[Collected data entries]

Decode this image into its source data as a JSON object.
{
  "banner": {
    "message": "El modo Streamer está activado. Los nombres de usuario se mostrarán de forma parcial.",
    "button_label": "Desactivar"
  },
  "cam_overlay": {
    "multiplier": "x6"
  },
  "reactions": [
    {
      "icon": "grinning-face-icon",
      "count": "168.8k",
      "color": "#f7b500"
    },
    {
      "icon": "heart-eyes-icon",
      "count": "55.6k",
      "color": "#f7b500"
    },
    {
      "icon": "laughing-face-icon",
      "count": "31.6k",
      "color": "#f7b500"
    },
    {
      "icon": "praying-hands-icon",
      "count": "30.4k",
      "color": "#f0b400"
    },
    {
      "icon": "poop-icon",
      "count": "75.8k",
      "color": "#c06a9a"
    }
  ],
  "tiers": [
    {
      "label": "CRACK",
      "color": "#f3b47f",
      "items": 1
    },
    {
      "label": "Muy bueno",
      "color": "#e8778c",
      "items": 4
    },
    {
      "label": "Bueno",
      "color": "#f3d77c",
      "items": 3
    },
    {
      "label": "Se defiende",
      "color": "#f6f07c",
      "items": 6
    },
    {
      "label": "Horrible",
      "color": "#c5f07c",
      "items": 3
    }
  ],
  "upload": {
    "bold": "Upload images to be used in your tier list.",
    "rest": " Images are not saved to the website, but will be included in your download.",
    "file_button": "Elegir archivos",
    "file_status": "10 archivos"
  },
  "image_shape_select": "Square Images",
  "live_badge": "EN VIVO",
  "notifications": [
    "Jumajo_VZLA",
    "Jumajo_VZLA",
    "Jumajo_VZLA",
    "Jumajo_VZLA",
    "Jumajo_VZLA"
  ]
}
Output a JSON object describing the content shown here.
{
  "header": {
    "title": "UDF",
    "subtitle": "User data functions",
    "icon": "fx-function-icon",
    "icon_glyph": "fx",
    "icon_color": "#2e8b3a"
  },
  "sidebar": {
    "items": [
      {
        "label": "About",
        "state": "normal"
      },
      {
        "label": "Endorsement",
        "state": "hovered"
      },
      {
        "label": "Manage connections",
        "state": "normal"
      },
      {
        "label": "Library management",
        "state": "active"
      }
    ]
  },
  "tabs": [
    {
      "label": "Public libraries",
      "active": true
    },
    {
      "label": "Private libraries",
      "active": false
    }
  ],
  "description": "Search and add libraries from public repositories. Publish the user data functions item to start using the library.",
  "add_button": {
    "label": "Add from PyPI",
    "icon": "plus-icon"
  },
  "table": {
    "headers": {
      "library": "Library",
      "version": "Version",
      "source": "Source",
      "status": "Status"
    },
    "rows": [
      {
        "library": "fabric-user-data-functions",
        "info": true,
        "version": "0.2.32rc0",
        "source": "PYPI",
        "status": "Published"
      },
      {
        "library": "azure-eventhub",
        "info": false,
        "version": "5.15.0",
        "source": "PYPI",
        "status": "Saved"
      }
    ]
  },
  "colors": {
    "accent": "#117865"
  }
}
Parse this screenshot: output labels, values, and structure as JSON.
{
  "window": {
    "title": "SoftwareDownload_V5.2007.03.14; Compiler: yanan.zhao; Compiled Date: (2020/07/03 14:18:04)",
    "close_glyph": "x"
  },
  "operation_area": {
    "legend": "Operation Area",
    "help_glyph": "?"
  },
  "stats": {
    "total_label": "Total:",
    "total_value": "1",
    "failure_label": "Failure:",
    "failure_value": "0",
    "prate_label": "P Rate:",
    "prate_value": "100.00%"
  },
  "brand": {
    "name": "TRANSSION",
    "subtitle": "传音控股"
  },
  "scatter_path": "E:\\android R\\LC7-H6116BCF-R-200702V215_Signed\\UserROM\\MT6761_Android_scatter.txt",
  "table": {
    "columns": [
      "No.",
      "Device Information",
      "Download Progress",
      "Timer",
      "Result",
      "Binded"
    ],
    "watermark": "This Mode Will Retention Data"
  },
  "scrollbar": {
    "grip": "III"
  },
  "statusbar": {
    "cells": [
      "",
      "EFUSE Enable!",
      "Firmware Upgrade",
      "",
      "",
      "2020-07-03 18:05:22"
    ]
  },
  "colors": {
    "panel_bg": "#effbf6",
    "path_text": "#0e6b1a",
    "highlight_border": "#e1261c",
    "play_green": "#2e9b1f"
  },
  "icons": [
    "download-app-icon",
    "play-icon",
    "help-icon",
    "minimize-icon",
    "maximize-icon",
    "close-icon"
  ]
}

The task:
Output the full listing exactly as it stands.

Expected output:
Decode this image into its source data as a JSON object.
{
  "banner": {
    "message": "El modo Streamer está activado. Los nombres de usuario se mostrarán de forma parcial.",
    "button_label": "Desactivar"
  },
  "cam_overlay": {
    "multiplier": "x6"
  },
  "reactions": [
    {
      "icon": "grinning-face-icon",
      "count": "168.8k",
      "color": "#f7b500"
    },
    {
      "icon": "heart-eyes-icon",
      "count": "55.6k",
      "color": "#f7b500"
    },
    {
      "icon": "laughing-face-icon",
      "count": "31.6k",
      "color": "#f7b500"
    },
    {
      "icon": "praying-hands-icon",
      "count": "30.4k",
      "color": "#f0b400"
    },
    {
      "icon": "poop-icon",
      "count": "75.8k",
      "color": "#c06a9a"
    }
  ],
  "tiers": [
    {
      "label": "CRACK",
      "color": "#f3b47f",
      "items": 1
    },
    {
      "label": "Muy bueno",
      "color": "#e8778c",
      "items": 4
    },
    {
      "label": "Bueno",
      "color": "#f3d77c",
      "items": 3
    },
    {
      "label": "Se defiende",
      "color": "#f6f07c",
      "items": 6
    },
    {
      "label": "Horrible",
      "color": "#c5f07c",
      "items": 3
    }
  ],
  "upload": {
    "bold": "Upload images to be used in your tier list.",
    "rest": " Images are not saved to the website, but will be included in your download.",
    "file_button": "Elegir archivos",
    "file_status": "10 archivos"
  },
  "image_shape_select": "Square Images",
  "live_badge": "EN VIVO",
  "notifications": [
    "Jumajo_VZLA",
    "Jumajo_VZLA",
    "Jumajo_VZLA",
    "Jumajo_VZLA",
    "Jumajo_VZLA"
  ]
}
Output a JSON object describing the content shown here.
{
  "header": {
    "title": "UDF",
    "subtitle": "User data functions",
    "icon": "fx-function-icon",
    "icon_glyph": "fx",
    "icon_color": "#2e8b3a"
  },
  "sidebar": {
    "items": [
      {
        "label": "About",
        "state": "normal"
      },
      {
        "label": "Endorsement",
        "state": "hovered"
      },
      {
        "label": "Manage connections",
        "state": "normal"
      },
      {
        "label": "Library management",
        "state": "active"
      }
    ]
  },
  "tabs": [
    {
      "label": "Public libraries",
      "active": true
    },
    {
      "label": "Private libraries",
      "active": false
    }
  ],
  "description": "Search and add libraries from public repositories. Publish the user data functions item to start using the library.",
  "add_button": {
    "label": "Add from PyPI",
    "icon": "plus-icon"
  },
  "table": {
    "headers": {
      "library": "Library",
      "version": "Version",
      "source": "Source",
      "status": "Status"
    },
    "rows": [
      {
        "library": "fabric-user-data-functions",
        "info": true,
        "version": "0.2.32rc0",
        "source": "PYPI",
        "status": "Published"
      },
      {
        "library": "azure-eventhub",
        "info": false,
        "version": "5.15.0",
        "source": "PYPI",
        "status": "Saved"
      }
    ]
  },
  "colors": {
    "accent": "#117865"
  }
}
Parse this screenshot: output labels, values, and structure as JSON.
{
  "window": {
    "title": "SoftwareDownload_V5.2007.03.14; Compiler: yanan.zhao; Compiled Date: (2020/07/03 14:18:04)",
    "close_glyph": "x"
  },
  "operation_area": {
    "legend": "Operation Area",
    "help_glyph": "?"
  },
  "stats": {
    "total_label": "Total:",
    "total_value": "1",
    "failure_label": "Failure:",
    "failure_value": "0",
    "prate_label": "P Rate:",
    "prate_value": "100.00%"
  },
  "brand": {
    "name": "TRANSSION",
    "subtitle": "传音控股"
  },
  "scatter_path": "E:\\android R\\LC7-H6116BCF-R-200702V215_Signed\\UserROM\\MT6761_Android_scatter.txt",
  "table": {
    "columns": [
      "No.",
      "Device Information",
      "Download Progress",
      "Timer",
      "Result",
      "Binded"
    ],
    "watermark": "This Mode Will Retention Data"
  },
  "scrollbar": {
    "grip": "III"
  },
  "statusbar": {
    "cells": [
      "",
      "EFUSE Enable!",
      "Firmware Upgrade",
      "",
      "",
      "2020-07-03 18:05:22"
    ]
  },
  "colors": {
    "panel_bg": "#effbf6",
    "path_text": "#0e6b1a",
    "highlight_border": "#e1261c",
    "play_green": "#2e9b1f"
  },
  "icons": [
    "download-app-icon",
    "play-icon",
    "help-icon",
    "minimize-icon",
    "maximize-icon",
    "close-icon"
  ]
}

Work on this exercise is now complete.